• [Description of the task]: Skip all pictures, then print the remaining material exactly.

Lines of data:
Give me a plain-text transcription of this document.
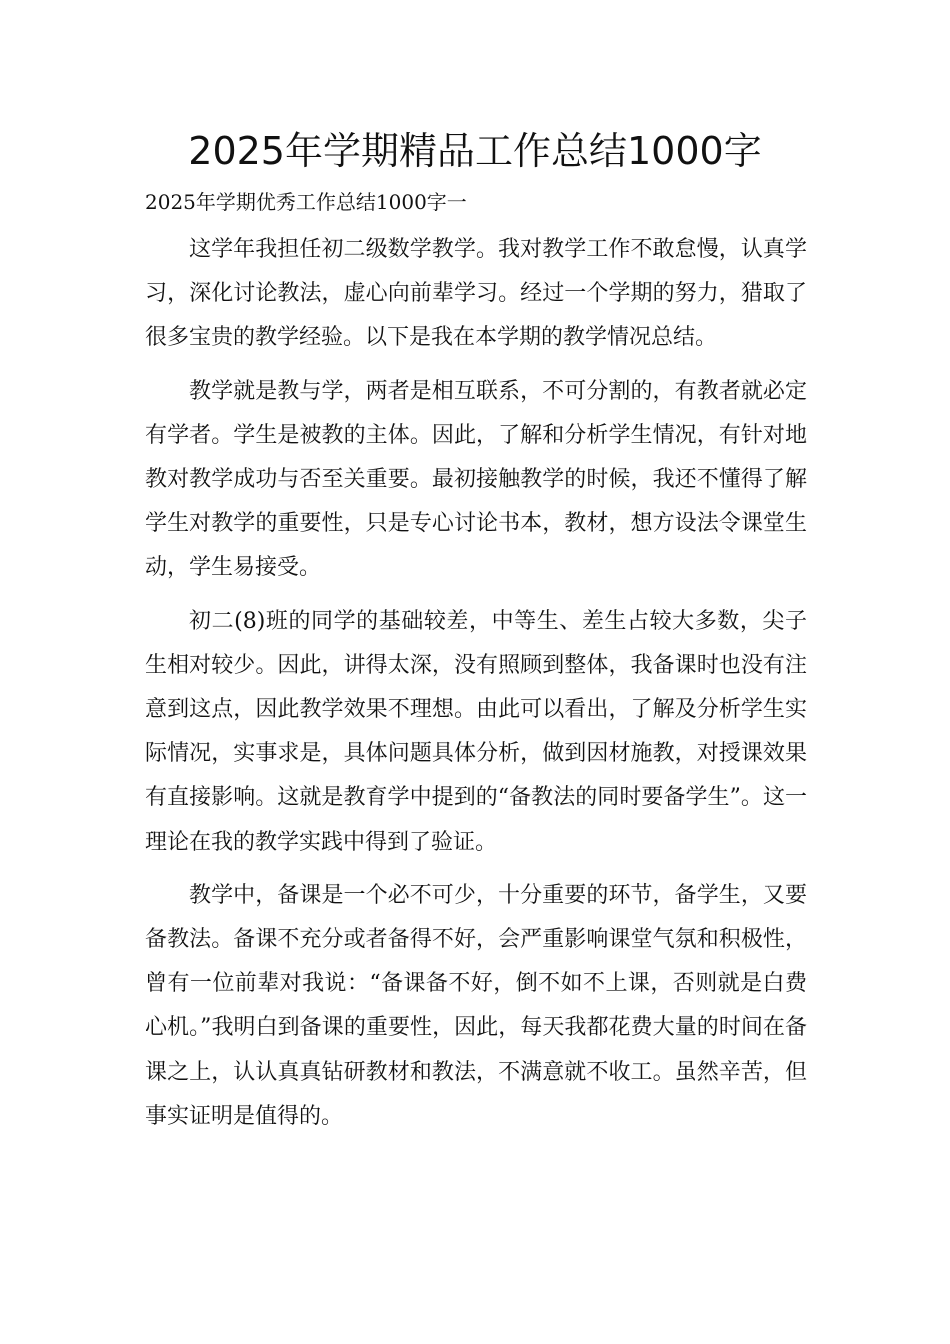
2025年学期精品工作总结1000字
2025年学期优秀工作总结1000字一

这学年我担任初二级数学教学。我对教学工作不敢怠慢，认真学习，深化讨论教法，虚心向前辈学习。经过一个学期的努力，猎取了很多宝贵的教学经验。以下是我在本学期的教学情况总结。

教学就是教与学，两者是相互联系，不可分割的，有教者就必定有学者。学生是被教的主体。因此，了解和分析学生情况，有针对地教对教学成功与否至关重要。最初接触教学的时候，我还不懂得了解学生对教学的重要性，只是专心讨论书本，教材，想方设法令课堂生动，学生易接受。

初二(8)班的同学的基础较差，中等生、差生占较大多数，尖子生相对较少。因此，讲得太深，没有照顾到整体，我备课时也没有注意到这点，因此教学效果不理想。由此可以看出，了解及分析学生实际情况，实事求是，具体问题具体分析，做到因材施教，对授课效果有直接影响。这就是教育学中提到的“备教法的同时要备学生”。这一理论在我的教学实践中得到了验证。

教学中，备课是一个必不可少，十分重要的环节，备学生，又要备教法。备课不充分或者备得不好，会严重影响课堂气氛和积极性，曾有一位前辈对我说：“备课备不好，倒不如不上课，否则就是白费心机。”我明白到备课的重要性，因此，每天我都花费大量的时间在备课之上，认认真真钻研教材和教法，不满意就不收工。虽然辛苦，但事实证明是值得的。
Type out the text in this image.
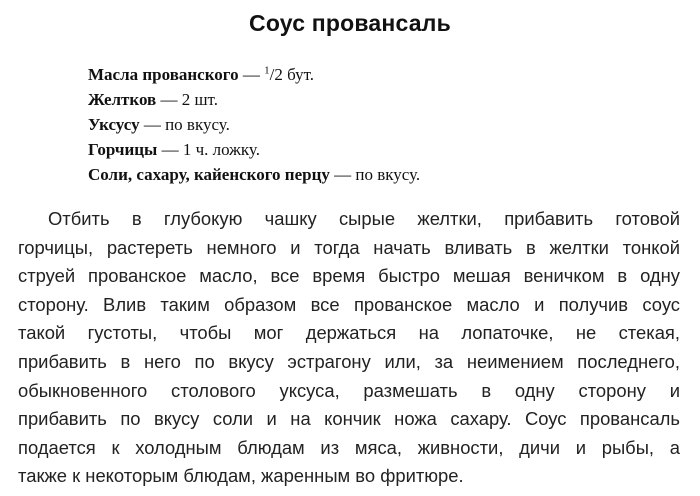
Соус провансаль
Масла прованского — $^1$/2 бут.
Желтков — 2 шт.
Уксусу — по вкусу.
Горчицы — 1 ч. ложку.
Соли, сахару, кайенского перцу — по вкусу.
Отбить в глубокую чашку сырые желтки, прибавить готовой
горчицы, растереть немного и тогда начать вливать в желтки тонкой
струей прованское масло, все время быстро мешая веничком в одну
сторону. Влив таким образом все прованское масло и получив соус
такой густоты, чтобы мог держаться на лопаточке, не стекая,
прибавить в него по вкусу эстрагону или, за неимением последнего,
обыкновенного столового уксуса, размешать в одну сторону и
прибавить по вкусу соли и на кончик ножа сахару. Соус провансаль
подается к холодным блюдам из мяса, живности, дичи и рыбы, а
также к некоторым блюдам, жаренным во фритюре.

• [Finished exercise]:
Give me a plain-text transcription of this document.
2025年学期精品工作总结1000字
2025年学期优秀工作总结1000字一

这学年我担任初二级数学教学。我对教学工作不敢怠慢，认真学习，深化讨论教法，虚心向前辈学习。经过一个学期的努力，猎取了很多宝贵的教学经验。以下是我在本学期的教学情况总结。

教学就是教与学，两者是相互联系，不可分割的，有教者就必定有学者。学生是被教的主体。因此，了解和分析学生情况，有针对地教对教学成功与否至关重要。最初接触教学的时候，我还不懂得了解学生对教学的重要性，只是专心讨论书本，教材，想方设法令课堂生动，学生易接受。

初二(8)班的同学的基础较差，中等生、差生占较大多数，尖子生相对较少。因此，讲得太深，没有照顾到整体，我备课时也没有注意到这点，因此教学效果不理想。由此可以看出，了解及分析学生实际情况，实事求是，具体问题具体分析，做到因材施教，对授课效果有直接影响。这就是教育学中提到的“备教法的同时要备学生”。这一理论在我的教学实践中得到了验证。

教学中，备课是一个必不可少，十分重要的环节，备学生，又要备教法。备课不充分或者备得不好，会严重影响课堂气氛和积极性，曾有一位前辈对我说：“备课备不好，倒不如不上课，否则就是白费心机。”我明白到备课的重要性，因此，每天我都花费大量的时间在备课之上，认认真真钻研教材和教法，不满意就不收工。虽然辛苦，但事实证明是值得的。
Type out the text in this image.
Соус провансаль
Масла прованского — $^1$/2 бут.
Желтков — 2 шт.
Уксусу — по вкусу.
Горчицы — 1 ч. ложку.
Соли, сахару, кайенского перцу — по вкусу.
Отбить в глубокую чашку сырые желтки, прибавить готовой
горчицы, растереть немного и тогда начать вливать в желтки тонкой
струей прованское масло, все время быстро мешая веничком в одну
сторону. Влив таким образом все прованское масло и получив соус
такой густоты, чтобы мог держаться на лопаточке, не стекая,
прибавить в него по вкусу эстрагону или, за неимением последнего,
обыкновенного столового уксуса, размешать в одну сторону и
прибавить по вкусу соли и на кончик ножа сахару. Соус провансаль
подается к холодным блюдам из мяса, живности, дичи и рыбы, а
также к некоторым блюдам, жаренным во фритюре.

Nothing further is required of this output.